**Task item**: What lines in the records below contain the string "text"? Copy every one.
(Data supplied Opens)
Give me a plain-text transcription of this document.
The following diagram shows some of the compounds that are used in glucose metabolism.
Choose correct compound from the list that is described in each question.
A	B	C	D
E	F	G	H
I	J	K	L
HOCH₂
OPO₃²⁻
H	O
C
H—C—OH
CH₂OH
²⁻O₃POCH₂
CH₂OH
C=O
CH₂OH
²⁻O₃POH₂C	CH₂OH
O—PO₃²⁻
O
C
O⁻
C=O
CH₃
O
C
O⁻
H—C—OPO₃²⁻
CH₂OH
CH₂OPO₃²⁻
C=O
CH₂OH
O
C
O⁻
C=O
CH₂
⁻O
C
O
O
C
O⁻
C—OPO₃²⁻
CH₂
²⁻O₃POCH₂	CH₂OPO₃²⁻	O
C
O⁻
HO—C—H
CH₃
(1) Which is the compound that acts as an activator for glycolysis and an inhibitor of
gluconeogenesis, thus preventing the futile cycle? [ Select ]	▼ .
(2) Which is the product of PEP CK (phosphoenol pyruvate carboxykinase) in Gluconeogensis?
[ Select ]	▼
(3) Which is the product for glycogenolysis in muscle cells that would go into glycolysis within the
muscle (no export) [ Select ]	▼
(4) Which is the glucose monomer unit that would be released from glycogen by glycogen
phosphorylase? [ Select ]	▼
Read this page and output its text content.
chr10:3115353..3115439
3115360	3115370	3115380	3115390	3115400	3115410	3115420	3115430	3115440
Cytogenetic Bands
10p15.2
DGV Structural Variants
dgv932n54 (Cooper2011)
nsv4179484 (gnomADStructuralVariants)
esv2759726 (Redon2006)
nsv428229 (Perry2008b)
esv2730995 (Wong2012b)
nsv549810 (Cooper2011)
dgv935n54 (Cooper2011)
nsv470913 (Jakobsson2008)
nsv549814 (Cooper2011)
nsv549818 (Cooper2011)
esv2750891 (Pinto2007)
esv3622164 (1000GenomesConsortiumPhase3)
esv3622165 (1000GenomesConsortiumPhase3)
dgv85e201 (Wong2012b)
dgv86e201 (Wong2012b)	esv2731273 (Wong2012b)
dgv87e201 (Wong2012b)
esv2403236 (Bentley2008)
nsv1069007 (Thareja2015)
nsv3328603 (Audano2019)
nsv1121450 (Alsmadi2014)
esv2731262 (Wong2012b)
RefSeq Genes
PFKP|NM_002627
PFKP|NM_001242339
(Data supplied Closes)
**Exercise answer**:
Give me a plain-text transcription of this document.
Read this page and output its text content.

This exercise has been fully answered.